Stored data entries:

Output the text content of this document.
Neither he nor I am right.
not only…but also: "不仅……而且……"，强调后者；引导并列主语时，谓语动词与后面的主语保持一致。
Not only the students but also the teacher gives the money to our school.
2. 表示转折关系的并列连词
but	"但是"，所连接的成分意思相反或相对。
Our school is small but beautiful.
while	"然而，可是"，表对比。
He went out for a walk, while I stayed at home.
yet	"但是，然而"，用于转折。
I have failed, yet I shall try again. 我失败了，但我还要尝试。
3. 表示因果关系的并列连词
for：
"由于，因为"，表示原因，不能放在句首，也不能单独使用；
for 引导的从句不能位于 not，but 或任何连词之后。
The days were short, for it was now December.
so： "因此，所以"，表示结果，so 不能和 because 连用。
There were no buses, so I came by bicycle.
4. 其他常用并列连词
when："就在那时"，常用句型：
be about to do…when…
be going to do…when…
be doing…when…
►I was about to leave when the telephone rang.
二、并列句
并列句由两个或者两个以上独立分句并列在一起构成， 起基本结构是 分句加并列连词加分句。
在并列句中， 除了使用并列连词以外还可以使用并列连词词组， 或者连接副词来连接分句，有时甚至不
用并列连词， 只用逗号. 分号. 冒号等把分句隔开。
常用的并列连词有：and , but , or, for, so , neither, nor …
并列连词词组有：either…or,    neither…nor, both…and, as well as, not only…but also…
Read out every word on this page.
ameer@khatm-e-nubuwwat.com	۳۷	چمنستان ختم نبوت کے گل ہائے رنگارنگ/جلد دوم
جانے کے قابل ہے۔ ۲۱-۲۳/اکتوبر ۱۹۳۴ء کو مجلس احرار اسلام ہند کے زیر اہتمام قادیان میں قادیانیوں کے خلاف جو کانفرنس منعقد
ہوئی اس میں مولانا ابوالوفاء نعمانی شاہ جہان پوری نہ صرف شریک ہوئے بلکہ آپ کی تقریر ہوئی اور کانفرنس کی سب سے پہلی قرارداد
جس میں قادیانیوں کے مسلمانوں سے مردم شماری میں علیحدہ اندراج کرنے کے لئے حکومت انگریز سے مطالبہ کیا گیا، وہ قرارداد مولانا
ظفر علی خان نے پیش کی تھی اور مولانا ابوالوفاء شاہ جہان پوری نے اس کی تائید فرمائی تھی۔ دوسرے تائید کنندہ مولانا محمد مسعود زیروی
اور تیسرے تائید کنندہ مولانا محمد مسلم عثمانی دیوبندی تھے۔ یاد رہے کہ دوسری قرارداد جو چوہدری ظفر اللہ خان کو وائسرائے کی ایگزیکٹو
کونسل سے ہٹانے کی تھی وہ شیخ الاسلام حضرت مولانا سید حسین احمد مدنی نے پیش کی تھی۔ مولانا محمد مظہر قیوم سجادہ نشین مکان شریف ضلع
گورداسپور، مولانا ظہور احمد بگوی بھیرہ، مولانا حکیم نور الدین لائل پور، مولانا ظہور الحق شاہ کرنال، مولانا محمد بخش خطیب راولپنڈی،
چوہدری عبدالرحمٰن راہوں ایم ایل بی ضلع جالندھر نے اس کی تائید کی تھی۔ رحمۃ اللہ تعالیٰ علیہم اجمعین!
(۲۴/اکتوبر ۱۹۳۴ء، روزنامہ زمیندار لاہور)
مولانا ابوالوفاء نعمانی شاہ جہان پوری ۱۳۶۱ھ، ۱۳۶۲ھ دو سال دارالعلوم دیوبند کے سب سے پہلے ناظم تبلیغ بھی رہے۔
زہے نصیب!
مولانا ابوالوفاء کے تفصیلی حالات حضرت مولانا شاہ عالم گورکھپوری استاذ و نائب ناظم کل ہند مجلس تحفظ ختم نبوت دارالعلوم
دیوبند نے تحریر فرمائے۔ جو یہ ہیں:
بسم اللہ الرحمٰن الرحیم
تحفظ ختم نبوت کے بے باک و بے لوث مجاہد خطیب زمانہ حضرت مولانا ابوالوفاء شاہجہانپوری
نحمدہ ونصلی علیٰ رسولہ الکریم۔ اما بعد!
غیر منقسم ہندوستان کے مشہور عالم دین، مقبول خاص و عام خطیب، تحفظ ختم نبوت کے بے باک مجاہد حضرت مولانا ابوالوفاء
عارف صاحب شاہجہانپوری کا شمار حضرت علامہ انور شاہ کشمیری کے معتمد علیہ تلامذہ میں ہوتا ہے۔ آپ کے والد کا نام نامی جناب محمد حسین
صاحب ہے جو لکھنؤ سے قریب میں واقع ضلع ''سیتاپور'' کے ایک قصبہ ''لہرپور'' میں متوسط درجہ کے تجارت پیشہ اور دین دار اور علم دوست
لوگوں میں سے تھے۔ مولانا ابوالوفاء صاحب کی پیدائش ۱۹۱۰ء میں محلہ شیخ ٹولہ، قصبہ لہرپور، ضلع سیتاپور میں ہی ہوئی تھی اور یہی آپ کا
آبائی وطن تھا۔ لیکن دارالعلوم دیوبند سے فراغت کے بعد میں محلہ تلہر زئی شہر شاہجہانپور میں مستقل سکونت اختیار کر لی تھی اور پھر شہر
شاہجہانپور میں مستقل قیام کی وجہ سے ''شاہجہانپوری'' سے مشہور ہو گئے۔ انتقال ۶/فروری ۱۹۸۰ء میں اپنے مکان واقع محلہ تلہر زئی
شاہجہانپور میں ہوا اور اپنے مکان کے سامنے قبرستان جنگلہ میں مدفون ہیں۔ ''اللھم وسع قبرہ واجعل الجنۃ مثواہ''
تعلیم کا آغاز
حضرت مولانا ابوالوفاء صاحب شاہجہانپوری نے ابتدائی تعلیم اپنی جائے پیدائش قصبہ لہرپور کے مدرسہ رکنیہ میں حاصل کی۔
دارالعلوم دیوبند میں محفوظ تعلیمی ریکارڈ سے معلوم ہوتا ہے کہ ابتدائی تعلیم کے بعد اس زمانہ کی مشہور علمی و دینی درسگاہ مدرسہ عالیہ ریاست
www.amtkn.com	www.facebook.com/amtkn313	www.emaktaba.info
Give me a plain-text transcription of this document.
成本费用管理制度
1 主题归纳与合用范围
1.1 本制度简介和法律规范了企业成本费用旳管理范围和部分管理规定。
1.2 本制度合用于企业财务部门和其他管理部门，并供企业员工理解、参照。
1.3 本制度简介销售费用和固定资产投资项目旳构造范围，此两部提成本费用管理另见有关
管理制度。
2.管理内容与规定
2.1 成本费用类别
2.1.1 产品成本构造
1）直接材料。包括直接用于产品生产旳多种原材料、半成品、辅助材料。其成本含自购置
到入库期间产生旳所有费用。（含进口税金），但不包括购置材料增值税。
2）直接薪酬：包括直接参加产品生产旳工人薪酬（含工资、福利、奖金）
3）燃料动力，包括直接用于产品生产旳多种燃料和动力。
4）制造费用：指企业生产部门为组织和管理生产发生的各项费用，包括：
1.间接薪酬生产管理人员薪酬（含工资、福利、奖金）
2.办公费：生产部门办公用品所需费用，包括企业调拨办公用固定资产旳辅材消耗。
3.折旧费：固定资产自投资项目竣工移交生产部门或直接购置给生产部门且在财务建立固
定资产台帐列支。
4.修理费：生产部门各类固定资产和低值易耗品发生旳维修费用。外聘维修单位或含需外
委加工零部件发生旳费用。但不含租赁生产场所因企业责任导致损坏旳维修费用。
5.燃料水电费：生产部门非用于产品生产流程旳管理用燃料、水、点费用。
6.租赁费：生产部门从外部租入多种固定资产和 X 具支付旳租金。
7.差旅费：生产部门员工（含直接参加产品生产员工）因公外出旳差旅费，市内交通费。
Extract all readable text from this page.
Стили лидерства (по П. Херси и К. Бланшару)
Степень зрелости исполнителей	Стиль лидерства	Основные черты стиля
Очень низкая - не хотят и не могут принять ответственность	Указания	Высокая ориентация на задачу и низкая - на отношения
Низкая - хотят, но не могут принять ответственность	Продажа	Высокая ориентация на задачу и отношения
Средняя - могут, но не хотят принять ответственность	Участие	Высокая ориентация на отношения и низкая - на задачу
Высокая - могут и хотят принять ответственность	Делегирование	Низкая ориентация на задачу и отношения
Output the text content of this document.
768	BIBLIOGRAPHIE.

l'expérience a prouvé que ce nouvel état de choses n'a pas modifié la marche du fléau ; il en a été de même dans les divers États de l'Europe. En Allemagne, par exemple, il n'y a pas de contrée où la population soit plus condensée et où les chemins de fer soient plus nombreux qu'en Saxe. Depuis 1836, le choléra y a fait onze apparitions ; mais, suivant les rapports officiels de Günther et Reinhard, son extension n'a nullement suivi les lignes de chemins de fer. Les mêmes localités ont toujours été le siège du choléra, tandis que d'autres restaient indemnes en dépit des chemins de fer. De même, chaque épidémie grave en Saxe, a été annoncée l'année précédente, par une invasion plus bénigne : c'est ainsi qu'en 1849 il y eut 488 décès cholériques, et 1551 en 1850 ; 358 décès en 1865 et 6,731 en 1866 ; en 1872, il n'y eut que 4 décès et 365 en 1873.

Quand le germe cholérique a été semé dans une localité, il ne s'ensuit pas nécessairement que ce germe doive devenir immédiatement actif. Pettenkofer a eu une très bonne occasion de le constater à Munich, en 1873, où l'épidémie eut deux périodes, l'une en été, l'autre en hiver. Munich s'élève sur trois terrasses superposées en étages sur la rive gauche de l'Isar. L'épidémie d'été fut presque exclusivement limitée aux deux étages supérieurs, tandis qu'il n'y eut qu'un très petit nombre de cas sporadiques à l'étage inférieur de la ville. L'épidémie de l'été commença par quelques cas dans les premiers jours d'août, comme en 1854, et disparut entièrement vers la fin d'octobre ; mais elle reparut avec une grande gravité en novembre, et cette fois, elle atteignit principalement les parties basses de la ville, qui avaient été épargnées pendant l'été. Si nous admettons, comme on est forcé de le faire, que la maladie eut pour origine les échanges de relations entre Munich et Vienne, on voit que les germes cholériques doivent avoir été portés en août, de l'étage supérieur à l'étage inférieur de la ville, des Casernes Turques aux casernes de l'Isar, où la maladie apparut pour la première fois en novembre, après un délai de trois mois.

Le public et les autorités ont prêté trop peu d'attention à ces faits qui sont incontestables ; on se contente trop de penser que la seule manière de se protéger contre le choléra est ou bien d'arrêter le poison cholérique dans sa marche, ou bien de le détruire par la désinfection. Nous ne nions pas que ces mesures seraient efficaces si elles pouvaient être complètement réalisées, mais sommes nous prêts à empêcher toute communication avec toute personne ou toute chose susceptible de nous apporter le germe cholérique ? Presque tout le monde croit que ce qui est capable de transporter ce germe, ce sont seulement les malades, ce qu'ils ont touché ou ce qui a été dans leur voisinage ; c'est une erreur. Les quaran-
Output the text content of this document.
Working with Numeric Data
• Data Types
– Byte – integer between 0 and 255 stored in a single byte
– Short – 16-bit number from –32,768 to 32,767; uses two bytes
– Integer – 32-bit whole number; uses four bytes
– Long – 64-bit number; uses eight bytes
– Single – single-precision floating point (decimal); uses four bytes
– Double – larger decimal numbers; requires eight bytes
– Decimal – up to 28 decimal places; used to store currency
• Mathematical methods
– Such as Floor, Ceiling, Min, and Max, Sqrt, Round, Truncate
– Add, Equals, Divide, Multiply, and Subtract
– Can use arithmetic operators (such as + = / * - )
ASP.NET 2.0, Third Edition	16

**Task requirements**:
Go through the listing above and locate each line that holds the word "bytes". Copy those lines.

**Exercise output**:
– Short – 16-bit number from –32,768 to 32,767; uses two bytes
– Integer – 32-bit whole number; uses four bytes
– Long – 64-bit number; uses eight bytes
– Single – single-precision floating point (decimal); uses four bytes
– Double – larger decimal numbers; requires eight bytes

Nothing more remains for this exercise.